- [Exercise instructions]: Write every entry out again exactly, please, and skip the pictures.

· · · · ·

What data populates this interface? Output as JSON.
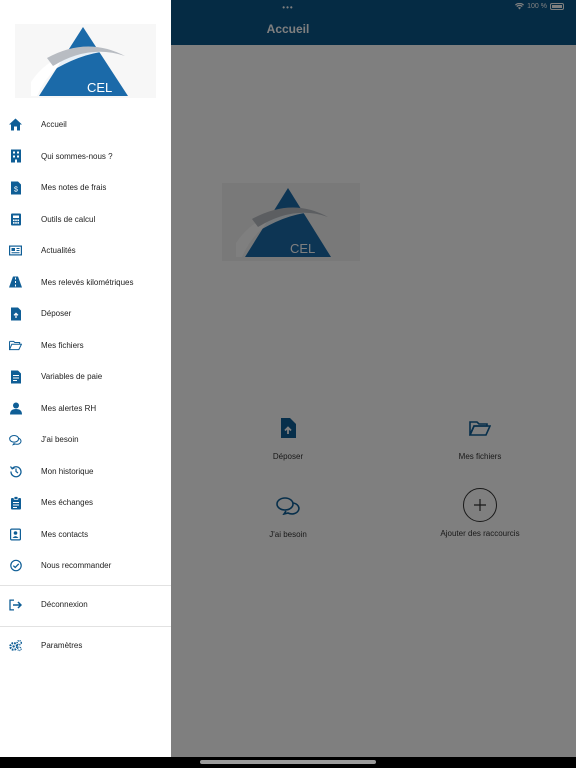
{
  "status_bar": {
    "dots": "•••",
    "battery_text": "100 %"
  },
  "header": {
    "title": "Accueil"
  },
  "drawer": {
    "logo_text": "CEL",
    "items": [
      {
        "label": "Accueil",
        "icon": "home-icon"
      },
      {
        "label": "Qui sommes-nous ?",
        "icon": "building-icon"
      },
      {
        "label": "Mes notes de frais",
        "icon": "receipt-icon"
      },
      {
        "label": "Outils de calcul",
        "icon": "calculator-icon"
      },
      {
        "label": "Actualités",
        "icon": "news-icon"
      },
      {
        "label": "Mes relevés kilométriques",
        "icon": "road-icon"
      },
      {
        "label": "Déposer",
        "icon": "file-upload-icon"
      },
      {
        "label": "Mes fichiers",
        "icon": "folder-open-icon"
      },
      {
        "label": "Variables de paie",
        "icon": "document-icon"
      },
      {
        "label": "Mes alertes RH",
        "icon": "user-alert-icon"
      },
      {
        "label": "J'ai besoin",
        "icon": "chat-bubbles-icon"
      },
      {
        "label": "Mon historique",
        "icon": "history-icon"
      },
      {
        "label": "Mes échanges",
        "icon": "clipboard-icon"
      },
      {
        "label": "Mes contacts",
        "icon": "contact-card-icon"
      },
      {
        "label": "Nous recommander",
        "icon": "check-circle-icon"
      }
    ],
    "logout_label": "Déconnexion",
    "settings_label": "Paramètres"
  },
  "main": {
    "logo_text": "CEL",
    "shortcuts": [
      {
        "label": "Déposer",
        "icon": "file-upload-icon"
      },
      {
        "label": "Mes fichiers",
        "icon": "folder-open-icon"
      },
      {
        "label": "J'ai besoin",
        "icon": "chat-bubbles-icon"
      },
      {
        "label": "Ajouter des raccourcis",
        "icon": "plus-icon"
      }
    ]
  },
  "colors": {
    "brand_blue": "#0a5689",
    "icon_blue": "#0f5e96",
    "drawer_bg": "#ffffff"
  }
}
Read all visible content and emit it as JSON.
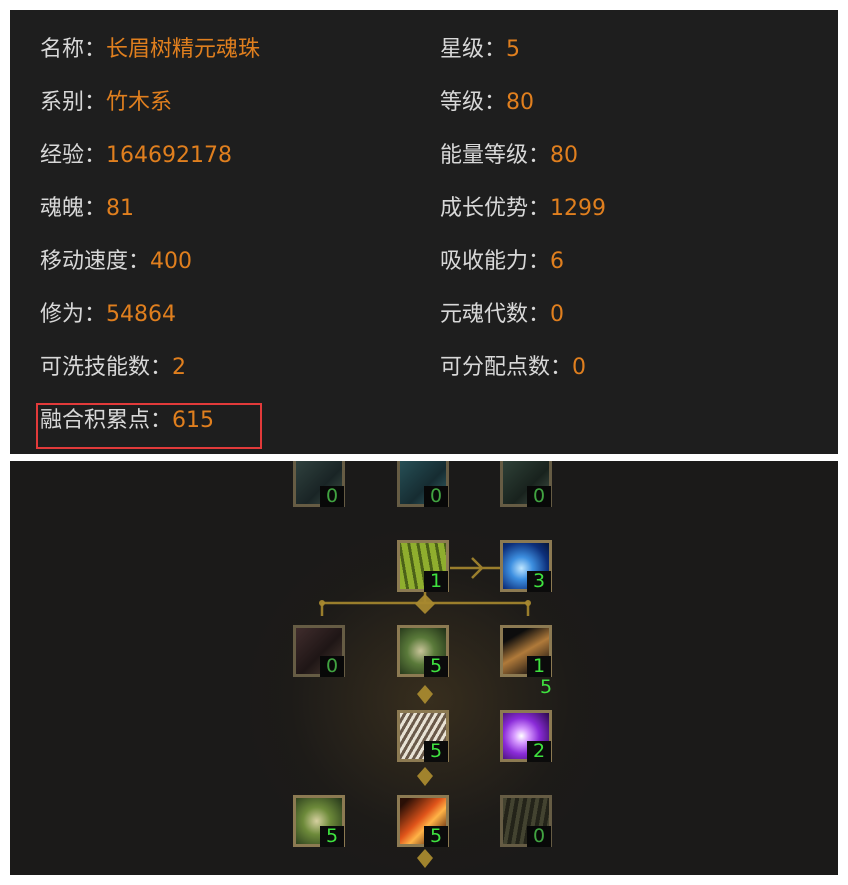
{
  "stats": {
    "left": [
      {
        "label": "名称：",
        "value": "长眉树精元魂珠"
      },
      {
        "label": "系别：",
        "value": "竹木系"
      },
      {
        "label": "经验：",
        "value": "164692178"
      },
      {
        "label": "魂魄：",
        "value": "81"
      },
      {
        "label": "移动速度：",
        "value": "400"
      },
      {
        "label": "修为：",
        "value": "54864"
      },
      {
        "label": "可洗技能数：",
        "value": "2"
      },
      {
        "label": "融合积累点：",
        "value": "615"
      }
    ],
    "right": [
      {
        "label": "星级：",
        "value": "5"
      },
      {
        "label": "等级：",
        "value": "80"
      },
      {
        "label": "能量等级：",
        "value": "80"
      },
      {
        "label": "成长优势：",
        "value": "1299"
      },
      {
        "label": "吸收能力：",
        "value": "6"
      },
      {
        "label": "元魂代数：",
        "value": "0"
      },
      {
        "label": "可分配点数：",
        "value": "0"
      }
    ]
  },
  "skill_tree": {
    "row1": [
      "0",
      "0",
      "0"
    ],
    "row2": [
      "1",
      "3"
    ],
    "row3": [
      "0",
      "5",
      "1"
    ],
    "row3_extra": "5",
    "row4": [
      "5",
      "2"
    ],
    "row5": [
      "5",
      "5",
      "0"
    ]
  },
  "colors": {
    "label": "#d8d8d8",
    "value": "#e07f1e",
    "level": "#3fe23f",
    "highlight": "#e23a3a",
    "frame": "#8c7a52"
  }
}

· · · · ·

- [Written response]:
What data populates this interface? Output as JSON.
{
  "status_bar": {
    "dots": "•••",
    "battery_text": "100 %"
  },
  "header": {
    "title": "Accueil"
  },
  "drawer": {
    "logo_text": "CEL",
    "items": [
      {
        "label": "Accueil",
        "icon": "home-icon"
      },
      {
        "label": "Qui sommes-nous ?",
        "icon": "building-icon"
      },
      {
        "label": "Mes notes de frais",
        "icon": "receipt-icon"
      },
      {
        "label": "Outils de calcul",
        "icon": "calculator-icon"
      },
      {
        "label": "Actualités",
        "icon": "news-icon"
      },
      {
        "label": "Mes relevés kilométriques",
        "icon": "road-icon"
      },
      {
        "label": "Déposer",
        "icon": "file-upload-icon"
      },
      {
        "label": "Mes fichiers",
        "icon": "folder-open-icon"
      },
      {
        "label": "Variables de paie",
        "icon": "document-icon"
      },
      {
        "label": "Mes alertes RH",
        "icon": "user-alert-icon"
      },
      {
        "label": "J'ai besoin",
        "icon": "chat-bubbles-icon"
      },
      {
        "label": "Mon historique",
        "icon": "history-icon"
      },
      {
        "label": "Mes échanges",
        "icon": "clipboard-icon"
      },
      {
        "label": "Mes contacts",
        "icon": "contact-card-icon"
      },
      {
        "label": "Nous recommander",
        "icon": "check-circle-icon"
      }
    ],
    "logout_label": "Déconnexion",
    "settings_label": "Paramètres"
  },
  "main": {
    "logo_text": "CEL",
    "shortcuts": [
      {
        "label": "Déposer",
        "icon": "file-upload-icon"
      },
      {
        "label": "Mes fichiers",
        "icon": "folder-open-icon"
      },
      {
        "label": "J'ai besoin",
        "icon": "chat-bubbles-icon"
      },
      {
        "label": "Ajouter des raccourcis",
        "icon": "plus-icon"
      }
    ]
  },
  "colors": {
    "brand_blue": "#0a5689",
    "icon_blue": "#0f5e96",
    "drawer_bg": "#ffffff"
  }
}
Read all visible content and emit it as JSON.
{
  "stats": {
    "left": [
      {
        "label": "名称：",
        "value": "长眉树精元魂珠"
      },
      {
        "label": "系别：",
        "value": "竹木系"
      },
      {
        "label": "经验：",
        "value": "164692178"
      },
      {
        "label": "魂魄：",
        "value": "81"
      },
      {
        "label": "移动速度：",
        "value": "400"
      },
      {
        "label": "修为：",
        "value": "54864"
      },
      {
        "label": "可洗技能数：",
        "value": "2"
      },
      {
        "label": "融合积累点：",
        "value": "615"
      }
    ],
    "right": [
      {
        "label": "星级：",
        "value": "5"
      },
      {
        "label": "等级：",
        "value": "80"
      },
      {
        "label": "能量等级：",
        "value": "80"
      },
      {
        "label": "成长优势：",
        "value": "1299"
      },
      {
        "label": "吸收能力：",
        "value": "6"
      },
      {
        "label": "元魂代数：",
        "value": "0"
      },
      {
        "label": "可分配点数：",
        "value": "0"
      }
    ]
  },
  "skill_tree": {
    "row1": [
      "0",
      "0",
      "0"
    ],
    "row2": [
      "1",
      "3"
    ],
    "row3": [
      "0",
      "5",
      "1"
    ],
    "row3_extra": "5",
    "row4": [
      "5",
      "2"
    ],
    "row5": [
      "5",
      "5",
      "0"
    ]
  },
  "colors": {
    "label": "#d8d8d8",
    "value": "#e07f1e",
    "level": "#3fe23f",
    "highlight": "#e23a3a",
    "frame": "#8c7a52"
  }
}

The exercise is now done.